▸ WHAT YOU WILL DO:
Collect every line that includes the string "Moisture".
********************
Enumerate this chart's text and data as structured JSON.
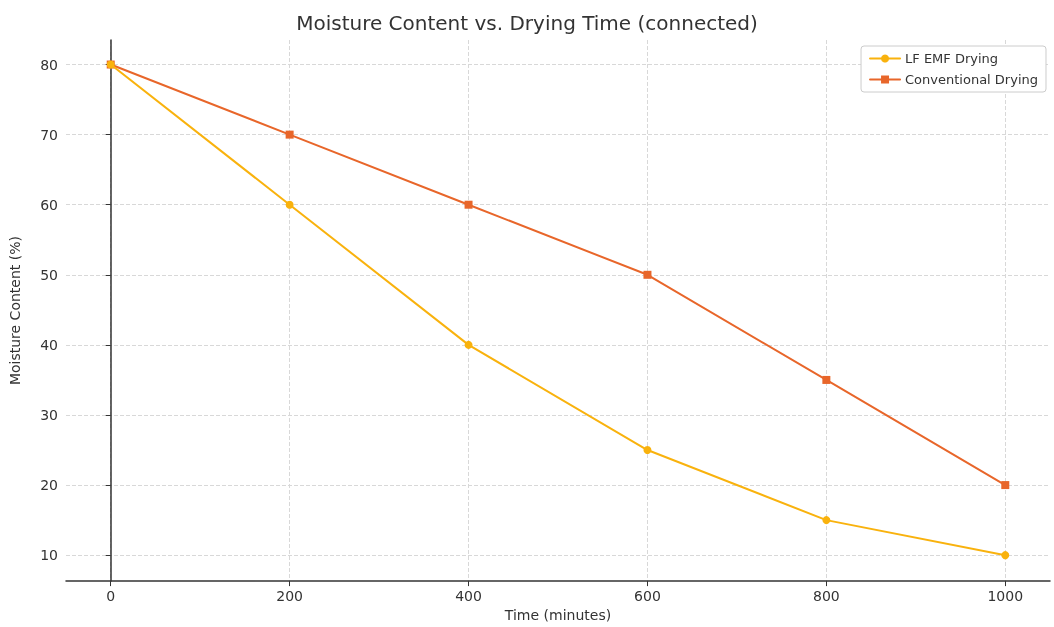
{
  "chart_data": {
    "type": "line",
    "title": "Moisture Content vs. Drying Time (connected)",
    "xlabel": "Time (minutes)",
    "ylabel": "Moisture Content (%)",
    "x": [
      0,
      200,
      400,
      600,
      800,
      1000
    ],
    "series": [
      {
        "name": "LF EMF Drying",
        "color": "#f9b20d",
        "marker": "circle",
        "values": [
          80,
          60,
          40,
          25,
          15,
          10
        ]
      },
      {
        "name": "Conventional Drying",
        "color": "#e8662a",
        "marker": "square",
        "values": [
          80,
          70,
          60,
          50,
          35,
          20
        ]
      }
    ],
    "xlim": [
      -50,
      1050
    ],
    "xticks": [
      0,
      200,
      400,
      600,
      800,
      1000
    ],
    "ylim": [
      6.3,
      83.5
    ],
    "yticks": [
      10,
      20,
      30,
      40,
      50,
      60,
      70,
      80
    ],
    "grid": true,
    "legend": "top right",
    "line_style": "solid"
  }
}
********************
▸ SOLUTION:
    "title": "Moisture Content vs. Drying Time (connected)",
    "ylabel": "Moisture Content (%)",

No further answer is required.